DATA ENTRIES:

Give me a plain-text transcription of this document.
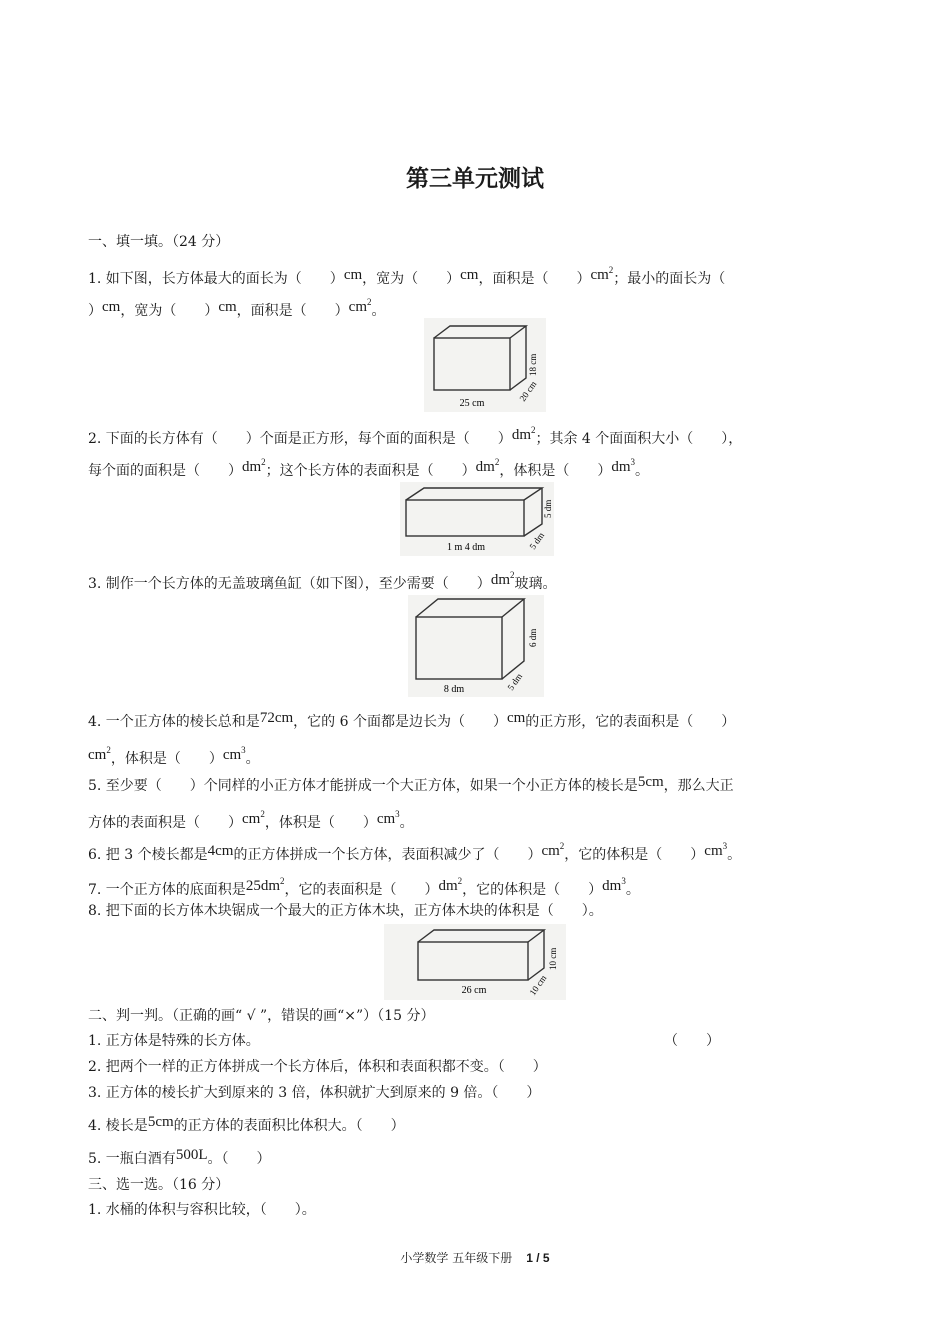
第三单元测试
一、填一填。（24 分）
1. 如下图，长方体最大的面长为（　　）cm，宽为（　　）cm，面积是（　　）$cm^2$；最小的面长为（
）cm，宽为（　　）cm，面积是（　　）$cm^2$。
25 cm
20 cm
18 cm
2. 下面的长方体有（　　）个面是正方形，每个面的面积是（　　）$dm^2$；其余 4 个面面积大小（　　），
每个面的面积是（　　）$dm^2$；这个长方体的表面积是（　　）$dm^2$，体积是（　　）$dm^3$。
1 m 4 dm	5 dm
5 dm
3. 制作一个长方体的无盖玻璃鱼缸（如下图），至少需要（　　）$dm^2$玻璃。
8 dm	5 dm
6 dm
4. 一个正方体的棱长总和是72cm，它的 6 个面都是边长为（　　）cm的正方形，它的表面积是（　　）
$cm^2$，体积是（　　）$cm^3$。
5. 至少要（　　）个同样的小正方体才能拼成一个大正方体，如果一个小正方体的棱长是5cm，那么大正
方体的表面积是（　　）$cm^2$，体积是（　　）$cm^3$。
6. 把 3 个棱长都是4cm的正方体拼成一个长方体，表面积减少了（　　）$cm^2$，它的体积是（　　）$cm^3$。
7. 一个正方体的底面积是$25dm^2$，它的表面积是（　　）$dm^2$，它的体积是（　　）$dm^3$。
8. 把下面的长方体木块锯成一个最大的正方体木块，正方体木块的体积是（　　）。
26 cm	10 cm
10 cm
二、判一判。（正确的画“ √ ”，错误的画“×”）（15 分）
1. 正方体是特殊的长方体。	（　　）
2. 把两个一样的正方体拼成一个长方体后，体积和表面积都不变。（　　）
3. 正方体的棱长扩大到原来的 3 倍，体积就扩大到原来的 9 倍。（　　）
4. 棱长是5cm的正方体的表面积比体积大。（　　）
5. 一瓶白酒有500L。（　　）
三、选一选。（16 分）
1. 水桶的体积与容积比较，（　　）。
小学数学 五年级下册 1 / 5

WORK TO COMPLETE:
Tally the lines in this data that hold the word "它的体积是" and state only the count.

SOLUTION FOR THIS EXERCISE:
2